#### Your objective:
Each record must be reproduced exactly as it is shown.

----- Provided data -----

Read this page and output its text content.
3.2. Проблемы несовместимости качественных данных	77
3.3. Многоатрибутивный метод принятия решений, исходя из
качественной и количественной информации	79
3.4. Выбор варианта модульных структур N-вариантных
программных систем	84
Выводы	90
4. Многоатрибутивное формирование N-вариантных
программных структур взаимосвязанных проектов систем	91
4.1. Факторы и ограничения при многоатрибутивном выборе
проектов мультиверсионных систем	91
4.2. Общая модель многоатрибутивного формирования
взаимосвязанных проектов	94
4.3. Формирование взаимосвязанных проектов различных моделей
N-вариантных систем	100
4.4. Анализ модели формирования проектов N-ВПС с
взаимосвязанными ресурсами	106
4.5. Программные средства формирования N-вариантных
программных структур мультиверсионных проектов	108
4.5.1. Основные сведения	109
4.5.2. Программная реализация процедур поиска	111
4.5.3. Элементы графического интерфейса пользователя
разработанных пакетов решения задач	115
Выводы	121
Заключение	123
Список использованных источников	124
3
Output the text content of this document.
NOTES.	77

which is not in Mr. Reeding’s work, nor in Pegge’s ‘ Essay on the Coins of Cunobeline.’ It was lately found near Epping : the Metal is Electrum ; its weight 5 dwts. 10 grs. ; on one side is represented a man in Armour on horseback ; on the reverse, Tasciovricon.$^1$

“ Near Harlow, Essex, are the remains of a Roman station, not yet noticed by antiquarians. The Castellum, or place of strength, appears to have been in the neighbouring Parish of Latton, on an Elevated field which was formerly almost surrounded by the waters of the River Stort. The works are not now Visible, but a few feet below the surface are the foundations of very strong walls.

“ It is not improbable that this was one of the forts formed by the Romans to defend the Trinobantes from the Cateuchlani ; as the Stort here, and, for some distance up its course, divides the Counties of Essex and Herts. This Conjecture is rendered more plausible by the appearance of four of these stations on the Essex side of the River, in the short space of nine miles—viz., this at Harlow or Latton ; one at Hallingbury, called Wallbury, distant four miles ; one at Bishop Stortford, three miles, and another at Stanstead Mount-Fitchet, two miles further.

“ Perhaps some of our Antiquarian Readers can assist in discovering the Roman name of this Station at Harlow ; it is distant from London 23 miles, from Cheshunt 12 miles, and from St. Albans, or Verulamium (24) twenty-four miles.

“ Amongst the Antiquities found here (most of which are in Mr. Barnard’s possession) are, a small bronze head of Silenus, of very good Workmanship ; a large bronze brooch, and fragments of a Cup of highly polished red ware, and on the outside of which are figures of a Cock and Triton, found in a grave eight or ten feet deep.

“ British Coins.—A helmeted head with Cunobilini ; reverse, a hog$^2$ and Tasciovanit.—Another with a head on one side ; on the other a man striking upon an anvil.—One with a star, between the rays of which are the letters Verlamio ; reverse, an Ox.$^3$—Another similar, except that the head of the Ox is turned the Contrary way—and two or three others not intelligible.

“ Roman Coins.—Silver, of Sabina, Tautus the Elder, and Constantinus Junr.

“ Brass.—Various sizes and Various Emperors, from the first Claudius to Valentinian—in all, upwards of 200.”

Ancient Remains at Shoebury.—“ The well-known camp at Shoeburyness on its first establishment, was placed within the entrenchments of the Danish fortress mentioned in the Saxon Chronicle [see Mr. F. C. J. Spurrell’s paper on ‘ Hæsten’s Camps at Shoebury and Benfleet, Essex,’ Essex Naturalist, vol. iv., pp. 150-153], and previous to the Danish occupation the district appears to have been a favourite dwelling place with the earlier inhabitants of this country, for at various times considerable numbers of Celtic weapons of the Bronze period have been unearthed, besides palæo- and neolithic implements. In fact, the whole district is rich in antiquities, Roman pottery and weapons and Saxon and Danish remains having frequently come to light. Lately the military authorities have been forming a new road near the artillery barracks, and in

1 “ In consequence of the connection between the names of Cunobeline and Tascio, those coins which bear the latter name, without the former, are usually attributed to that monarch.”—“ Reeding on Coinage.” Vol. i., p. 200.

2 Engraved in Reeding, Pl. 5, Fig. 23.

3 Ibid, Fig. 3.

-----

#### Solution for this problem:
Read this page and output its text content.
3.2. Проблемы несовместимости качественных данных	77
3.3. Многоатрибутивный метод принятия решений, исходя из
качественной и количественной информации	79
3.4. Выбор варианта модульных структур N-вариантных
программных систем	84
Выводы	90
4. Многоатрибутивное формирование N-вариантных
программных структур взаимосвязанных проектов систем	91
4.1. Факторы и ограничения при многоатрибутивном выборе
проектов мультиверсионных систем	91
4.2. Общая модель многоатрибутивного формирования
взаимосвязанных проектов	94
4.3. Формирование взаимосвязанных проектов различных моделей
N-вариантных систем	100
4.4. Анализ модели формирования проектов N-ВПС с
взаимосвязанными ресурсами	106
4.5. Программные средства формирования N-вариантных
программных структур мультиверсионных проектов	108
4.5.1. Основные сведения	109
4.5.2. Программная реализация процедур поиска	111
4.5.3. Элементы графического интерфейса пользователя
разработанных пакетов решения задач	115
Выводы	121
Заключение	123
Список использованных источников	124
3
Output the text content of this document.
NOTES.	77

which is not in Mr. Reeding’s work, nor in Pegge’s ‘ Essay on the Coins of Cunobeline.’ It was lately found near Epping : the Metal is Electrum ; its weight 5 dwts. 10 grs. ; on one side is represented a man in Armour on horseback ; on the reverse, Tasciovricon.$^1$

“ Near Harlow, Essex, are the remains of a Roman station, not yet noticed by antiquarians. The Castellum, or place of strength, appears to have been in the neighbouring Parish of Latton, on an Elevated field which was formerly almost surrounded by the waters of the River Stort. The works are not now Visible, but a few feet below the surface are the foundations of very strong walls.

“ It is not improbable that this was one of the forts formed by the Romans to defend the Trinobantes from the Cateuchlani ; as the Stort here, and, for some distance up its course, divides the Counties of Essex and Herts. This Conjecture is rendered more plausible by the appearance of four of these stations on the Essex side of the River, in the short space of nine miles—viz., this at Harlow or Latton ; one at Hallingbury, called Wallbury, distant four miles ; one at Bishop Stortford, three miles, and another at Stanstead Mount-Fitchet, two miles further.

“ Perhaps some of our Antiquarian Readers can assist in discovering the Roman name of this Station at Harlow ; it is distant from London 23 miles, from Cheshunt 12 miles, and from St. Albans, or Verulamium (24) twenty-four miles.

“ Amongst the Antiquities found here (most of which are in Mr. Barnard’s possession) are, a small bronze head of Silenus, of very good Workmanship ; a large bronze brooch, and fragments of a Cup of highly polished red ware, and on the outside of which are figures of a Cock and Triton, found in a grave eight or ten feet deep.

“ British Coins.—A helmeted head with Cunobilini ; reverse, a hog$^2$ and Tasciovanit.—Another with a head on one side ; on the other a man striking upon an anvil.—One with a star, between the rays of which are the letters Verlamio ; reverse, an Ox.$^3$—Another similar, except that the head of the Ox is turned the Contrary way—and two or three others not intelligible.

“ Roman Coins.—Silver, of Sabina, Tautus the Elder, and Constantinus Junr.

“ Brass.—Various sizes and Various Emperors, from the first Claudius to Valentinian—in all, upwards of 200.”

Ancient Remains at Shoebury.—“ The well-known camp at Shoeburyness on its first establishment, was placed within the entrenchments of the Danish fortress mentioned in the Saxon Chronicle [see Mr. F. C. J. Spurrell’s paper on ‘ Hæsten’s Camps at Shoebury and Benfleet, Essex,’ Essex Naturalist, vol. iv., pp. 150-153], and previous to the Danish occupation the district appears to have been a favourite dwelling place with the earlier inhabitants of this country, for at various times considerable numbers of Celtic weapons of the Bronze period have been unearthed, besides palæo- and neolithic implements. In fact, the whole district is rich in antiquities, Roman pottery and weapons and Saxon and Danish remains having frequently come to light. Lately the military authorities have been forming a new road near the artillery barracks, and in

1 “ In consequence of the connection between the names of Cunobeline and Tascio, those coins which bear the latter name, without the former, are usually attributed to that monarch.”—“ Reeding on Coinage.” Vol. i., p. 200.

2 Engraved in Reeding, Pl. 5, Fig. 23.

3 Ibid, Fig. 3.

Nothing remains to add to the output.